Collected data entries
=-=-=
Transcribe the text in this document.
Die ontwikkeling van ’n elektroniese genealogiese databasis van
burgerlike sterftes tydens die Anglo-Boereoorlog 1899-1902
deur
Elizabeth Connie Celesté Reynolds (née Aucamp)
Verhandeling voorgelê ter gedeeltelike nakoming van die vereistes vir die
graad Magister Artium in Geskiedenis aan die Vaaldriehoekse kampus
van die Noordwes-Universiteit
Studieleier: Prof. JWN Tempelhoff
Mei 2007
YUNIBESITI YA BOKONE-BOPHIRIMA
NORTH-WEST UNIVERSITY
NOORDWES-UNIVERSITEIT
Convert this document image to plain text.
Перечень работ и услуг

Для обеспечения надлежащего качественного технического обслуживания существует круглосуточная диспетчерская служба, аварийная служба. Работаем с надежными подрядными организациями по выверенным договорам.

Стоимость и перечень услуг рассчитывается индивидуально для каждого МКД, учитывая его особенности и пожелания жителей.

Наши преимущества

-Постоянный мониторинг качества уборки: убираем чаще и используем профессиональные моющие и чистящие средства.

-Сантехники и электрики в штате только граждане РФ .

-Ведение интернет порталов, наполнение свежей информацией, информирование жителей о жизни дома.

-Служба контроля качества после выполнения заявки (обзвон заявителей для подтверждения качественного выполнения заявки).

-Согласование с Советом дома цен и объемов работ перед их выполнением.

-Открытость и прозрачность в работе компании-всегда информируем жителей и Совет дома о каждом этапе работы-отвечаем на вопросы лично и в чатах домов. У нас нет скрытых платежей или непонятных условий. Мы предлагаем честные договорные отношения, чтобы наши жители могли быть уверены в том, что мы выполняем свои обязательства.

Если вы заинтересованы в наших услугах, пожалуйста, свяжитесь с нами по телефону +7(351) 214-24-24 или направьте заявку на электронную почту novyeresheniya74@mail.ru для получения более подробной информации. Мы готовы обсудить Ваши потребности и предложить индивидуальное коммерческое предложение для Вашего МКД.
=-=-=
* _What to produce_: Every line in the data above that contains "this" needs to be copied.

* _Task solution_:
Transcribe the text in this document.
Convert this document image to plain text.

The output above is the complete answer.